■ WHAT IS BEING ASKED
Only the number is wanted: how many lines hold the word "screenshot"?

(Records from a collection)
■ ■ ■ ■ ■
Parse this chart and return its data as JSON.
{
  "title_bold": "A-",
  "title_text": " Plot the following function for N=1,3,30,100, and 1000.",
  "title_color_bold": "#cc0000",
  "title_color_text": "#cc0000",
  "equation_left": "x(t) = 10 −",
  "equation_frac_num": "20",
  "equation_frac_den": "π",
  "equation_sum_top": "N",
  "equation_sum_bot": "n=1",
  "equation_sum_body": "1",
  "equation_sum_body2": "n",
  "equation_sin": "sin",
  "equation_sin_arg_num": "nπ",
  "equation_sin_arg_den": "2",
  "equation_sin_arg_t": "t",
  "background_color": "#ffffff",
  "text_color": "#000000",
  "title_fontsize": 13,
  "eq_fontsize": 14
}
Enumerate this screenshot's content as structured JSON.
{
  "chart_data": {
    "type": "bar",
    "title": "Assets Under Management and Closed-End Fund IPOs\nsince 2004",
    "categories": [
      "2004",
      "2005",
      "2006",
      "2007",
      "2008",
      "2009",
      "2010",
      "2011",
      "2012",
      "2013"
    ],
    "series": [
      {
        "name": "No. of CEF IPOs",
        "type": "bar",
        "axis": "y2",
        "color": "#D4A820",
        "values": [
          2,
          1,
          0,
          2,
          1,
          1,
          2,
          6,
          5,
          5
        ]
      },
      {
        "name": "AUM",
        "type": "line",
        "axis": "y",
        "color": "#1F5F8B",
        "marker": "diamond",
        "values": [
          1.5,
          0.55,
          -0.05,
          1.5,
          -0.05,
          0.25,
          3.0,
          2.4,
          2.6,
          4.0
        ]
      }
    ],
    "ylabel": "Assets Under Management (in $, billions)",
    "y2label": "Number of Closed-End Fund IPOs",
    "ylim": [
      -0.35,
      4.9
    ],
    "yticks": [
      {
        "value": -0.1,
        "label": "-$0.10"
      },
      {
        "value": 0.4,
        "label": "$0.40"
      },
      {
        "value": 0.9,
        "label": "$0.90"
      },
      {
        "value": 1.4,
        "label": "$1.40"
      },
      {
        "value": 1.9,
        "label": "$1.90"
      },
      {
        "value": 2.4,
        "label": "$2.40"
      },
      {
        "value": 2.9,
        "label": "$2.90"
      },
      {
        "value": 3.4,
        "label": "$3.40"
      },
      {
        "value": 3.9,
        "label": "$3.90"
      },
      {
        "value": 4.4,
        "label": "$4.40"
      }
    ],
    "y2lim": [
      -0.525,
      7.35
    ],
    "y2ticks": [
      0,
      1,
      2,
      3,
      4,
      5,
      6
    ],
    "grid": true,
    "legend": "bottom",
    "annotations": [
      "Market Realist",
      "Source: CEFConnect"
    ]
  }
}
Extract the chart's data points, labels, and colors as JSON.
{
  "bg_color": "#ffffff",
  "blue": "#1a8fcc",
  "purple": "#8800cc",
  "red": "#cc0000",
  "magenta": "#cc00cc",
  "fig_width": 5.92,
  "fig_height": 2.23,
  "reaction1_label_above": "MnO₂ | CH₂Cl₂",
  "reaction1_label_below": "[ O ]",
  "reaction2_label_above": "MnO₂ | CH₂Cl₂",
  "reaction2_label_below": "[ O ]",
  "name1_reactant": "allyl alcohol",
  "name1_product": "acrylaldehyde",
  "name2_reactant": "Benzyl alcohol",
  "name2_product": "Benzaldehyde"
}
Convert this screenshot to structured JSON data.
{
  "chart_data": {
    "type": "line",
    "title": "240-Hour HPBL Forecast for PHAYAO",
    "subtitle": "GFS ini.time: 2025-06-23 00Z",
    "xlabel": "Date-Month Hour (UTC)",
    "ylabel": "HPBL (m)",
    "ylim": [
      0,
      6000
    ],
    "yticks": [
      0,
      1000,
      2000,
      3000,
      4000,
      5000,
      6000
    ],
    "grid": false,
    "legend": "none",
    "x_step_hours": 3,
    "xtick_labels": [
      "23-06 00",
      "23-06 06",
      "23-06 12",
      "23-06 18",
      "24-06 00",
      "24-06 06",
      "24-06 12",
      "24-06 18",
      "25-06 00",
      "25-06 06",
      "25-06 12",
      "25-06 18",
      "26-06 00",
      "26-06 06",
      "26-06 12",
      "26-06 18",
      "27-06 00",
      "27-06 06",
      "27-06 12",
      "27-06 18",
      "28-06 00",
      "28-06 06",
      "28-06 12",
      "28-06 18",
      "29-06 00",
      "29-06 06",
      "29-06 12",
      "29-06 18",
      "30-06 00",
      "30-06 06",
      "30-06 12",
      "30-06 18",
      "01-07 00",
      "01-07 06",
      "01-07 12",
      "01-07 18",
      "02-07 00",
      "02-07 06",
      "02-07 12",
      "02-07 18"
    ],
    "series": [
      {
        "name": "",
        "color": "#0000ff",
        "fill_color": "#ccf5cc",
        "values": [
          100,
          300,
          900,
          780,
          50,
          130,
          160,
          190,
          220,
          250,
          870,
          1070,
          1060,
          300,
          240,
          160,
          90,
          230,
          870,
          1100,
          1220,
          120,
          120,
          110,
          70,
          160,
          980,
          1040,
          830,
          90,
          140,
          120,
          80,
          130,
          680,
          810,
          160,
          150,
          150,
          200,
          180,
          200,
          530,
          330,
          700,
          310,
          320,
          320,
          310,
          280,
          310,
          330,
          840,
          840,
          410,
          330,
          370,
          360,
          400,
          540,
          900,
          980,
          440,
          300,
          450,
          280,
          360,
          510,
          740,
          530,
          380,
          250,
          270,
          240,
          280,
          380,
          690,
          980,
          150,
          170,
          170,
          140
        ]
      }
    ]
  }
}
■ ■ ■ ■ ■
■ RESULT OF THIS TASK
2